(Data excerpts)
______

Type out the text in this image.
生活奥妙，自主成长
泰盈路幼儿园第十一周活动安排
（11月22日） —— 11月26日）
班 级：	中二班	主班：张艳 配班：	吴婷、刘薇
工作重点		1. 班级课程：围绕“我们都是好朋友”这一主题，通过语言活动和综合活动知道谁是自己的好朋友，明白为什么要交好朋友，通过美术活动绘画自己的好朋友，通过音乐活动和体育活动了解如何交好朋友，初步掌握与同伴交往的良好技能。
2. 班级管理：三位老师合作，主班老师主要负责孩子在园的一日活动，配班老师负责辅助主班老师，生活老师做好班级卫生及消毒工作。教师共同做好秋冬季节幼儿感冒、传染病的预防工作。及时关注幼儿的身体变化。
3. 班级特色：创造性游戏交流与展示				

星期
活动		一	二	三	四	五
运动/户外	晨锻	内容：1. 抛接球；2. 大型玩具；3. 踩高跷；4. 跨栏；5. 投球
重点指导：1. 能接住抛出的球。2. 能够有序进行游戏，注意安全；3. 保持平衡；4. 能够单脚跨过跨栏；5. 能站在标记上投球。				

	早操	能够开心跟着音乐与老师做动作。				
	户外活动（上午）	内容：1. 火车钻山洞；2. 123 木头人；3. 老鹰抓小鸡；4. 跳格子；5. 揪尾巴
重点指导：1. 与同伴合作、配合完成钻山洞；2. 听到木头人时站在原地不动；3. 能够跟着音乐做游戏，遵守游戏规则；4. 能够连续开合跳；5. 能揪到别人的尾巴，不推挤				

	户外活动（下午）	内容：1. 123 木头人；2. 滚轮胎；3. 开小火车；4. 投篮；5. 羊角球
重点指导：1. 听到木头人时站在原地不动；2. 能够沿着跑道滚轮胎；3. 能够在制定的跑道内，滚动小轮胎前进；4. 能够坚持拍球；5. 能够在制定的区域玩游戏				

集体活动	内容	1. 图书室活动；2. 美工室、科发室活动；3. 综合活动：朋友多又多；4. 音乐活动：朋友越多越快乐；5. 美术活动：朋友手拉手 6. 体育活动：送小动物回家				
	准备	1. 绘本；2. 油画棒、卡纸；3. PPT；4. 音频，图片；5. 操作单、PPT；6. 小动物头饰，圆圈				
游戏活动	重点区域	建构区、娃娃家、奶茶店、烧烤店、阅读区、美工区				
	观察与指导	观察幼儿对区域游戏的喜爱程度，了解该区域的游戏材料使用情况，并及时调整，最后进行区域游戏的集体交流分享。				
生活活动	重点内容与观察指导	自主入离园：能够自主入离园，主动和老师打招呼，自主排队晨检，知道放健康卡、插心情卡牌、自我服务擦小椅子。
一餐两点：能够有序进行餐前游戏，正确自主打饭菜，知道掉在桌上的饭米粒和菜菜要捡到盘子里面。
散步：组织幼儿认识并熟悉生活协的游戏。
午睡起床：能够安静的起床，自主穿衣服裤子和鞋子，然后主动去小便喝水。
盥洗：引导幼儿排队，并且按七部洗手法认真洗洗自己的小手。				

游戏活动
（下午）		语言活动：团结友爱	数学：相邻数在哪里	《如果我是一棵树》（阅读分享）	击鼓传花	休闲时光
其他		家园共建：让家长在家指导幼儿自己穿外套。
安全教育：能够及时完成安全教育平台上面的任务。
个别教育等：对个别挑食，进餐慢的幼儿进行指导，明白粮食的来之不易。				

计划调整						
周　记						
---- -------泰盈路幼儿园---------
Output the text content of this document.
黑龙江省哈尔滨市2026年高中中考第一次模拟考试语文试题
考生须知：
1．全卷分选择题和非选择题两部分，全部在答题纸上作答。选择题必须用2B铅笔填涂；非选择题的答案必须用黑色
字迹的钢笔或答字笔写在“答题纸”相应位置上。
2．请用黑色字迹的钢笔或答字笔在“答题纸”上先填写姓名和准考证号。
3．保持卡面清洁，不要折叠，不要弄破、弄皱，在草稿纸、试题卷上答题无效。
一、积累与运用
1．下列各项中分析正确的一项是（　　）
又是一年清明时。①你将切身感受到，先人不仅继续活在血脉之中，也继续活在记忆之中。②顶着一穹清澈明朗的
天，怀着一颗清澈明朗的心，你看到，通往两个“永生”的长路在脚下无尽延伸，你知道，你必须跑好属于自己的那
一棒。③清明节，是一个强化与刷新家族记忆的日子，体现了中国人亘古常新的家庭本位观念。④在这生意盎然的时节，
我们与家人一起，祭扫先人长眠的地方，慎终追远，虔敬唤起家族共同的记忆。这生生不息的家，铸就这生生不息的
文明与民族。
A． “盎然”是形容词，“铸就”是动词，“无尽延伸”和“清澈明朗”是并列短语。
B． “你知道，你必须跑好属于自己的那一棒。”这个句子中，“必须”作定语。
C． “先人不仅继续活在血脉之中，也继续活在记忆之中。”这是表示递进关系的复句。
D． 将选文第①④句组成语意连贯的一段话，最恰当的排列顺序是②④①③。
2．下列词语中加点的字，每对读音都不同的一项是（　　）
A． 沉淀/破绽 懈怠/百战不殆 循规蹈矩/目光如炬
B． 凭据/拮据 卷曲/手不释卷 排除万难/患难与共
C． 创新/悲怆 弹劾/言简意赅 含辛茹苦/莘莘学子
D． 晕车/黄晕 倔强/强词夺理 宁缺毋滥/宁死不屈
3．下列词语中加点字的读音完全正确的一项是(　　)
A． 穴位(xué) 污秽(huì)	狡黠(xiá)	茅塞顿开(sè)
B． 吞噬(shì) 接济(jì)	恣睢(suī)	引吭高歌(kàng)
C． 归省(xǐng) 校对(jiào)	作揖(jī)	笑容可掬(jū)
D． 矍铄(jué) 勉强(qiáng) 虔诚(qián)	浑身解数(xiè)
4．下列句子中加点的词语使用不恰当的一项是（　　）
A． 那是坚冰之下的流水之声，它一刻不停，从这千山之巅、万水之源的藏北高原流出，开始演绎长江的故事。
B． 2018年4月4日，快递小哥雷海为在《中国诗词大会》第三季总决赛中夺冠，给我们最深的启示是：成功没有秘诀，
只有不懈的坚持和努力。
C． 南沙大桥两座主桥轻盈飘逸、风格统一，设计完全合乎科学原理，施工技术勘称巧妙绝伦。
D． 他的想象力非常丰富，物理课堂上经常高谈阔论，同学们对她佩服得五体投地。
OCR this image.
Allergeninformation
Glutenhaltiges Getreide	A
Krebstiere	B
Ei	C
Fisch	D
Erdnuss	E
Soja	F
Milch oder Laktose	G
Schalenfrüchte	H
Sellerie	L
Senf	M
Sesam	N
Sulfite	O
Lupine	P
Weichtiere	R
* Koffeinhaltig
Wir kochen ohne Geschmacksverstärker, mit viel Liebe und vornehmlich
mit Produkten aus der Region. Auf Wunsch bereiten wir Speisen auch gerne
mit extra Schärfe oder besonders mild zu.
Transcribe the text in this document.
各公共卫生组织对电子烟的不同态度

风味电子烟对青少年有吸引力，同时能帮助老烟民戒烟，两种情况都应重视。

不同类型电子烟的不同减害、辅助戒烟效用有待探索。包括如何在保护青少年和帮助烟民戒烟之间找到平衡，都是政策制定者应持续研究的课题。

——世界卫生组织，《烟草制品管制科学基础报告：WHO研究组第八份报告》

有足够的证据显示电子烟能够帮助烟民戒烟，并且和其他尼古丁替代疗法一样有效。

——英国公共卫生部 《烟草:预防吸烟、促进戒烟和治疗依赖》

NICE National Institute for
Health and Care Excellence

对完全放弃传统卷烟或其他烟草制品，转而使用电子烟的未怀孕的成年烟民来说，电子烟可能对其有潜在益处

______

GIVEN REQUEST: List the lines that contain the word "重点指导".

CORRECT RESPONSE:
重点指导：1. 能接住抛出的球。2. 能够有序进行游戏，注意安全；3. 保持平衡；4. 能够单脚跨过跨栏；5. 能站在标记上投球。				
重点指导：1. 与同伴合作、配合完成钻山洞；2. 听到木头人时站在原地不动；3. 能够跟着音乐做游戏，遵守游戏规则；4. 能够连续开合跳；5. 能揪到别人的尾巴，不推挤				
重点指导：1. 听到木头人时站在原地不动；2. 能够沿着跑道滚轮胎；3. 能够在制定的跑道内，滚动小轮胎前进；4. 能够坚持拍球；5. 能够在制定的区域玩游戏				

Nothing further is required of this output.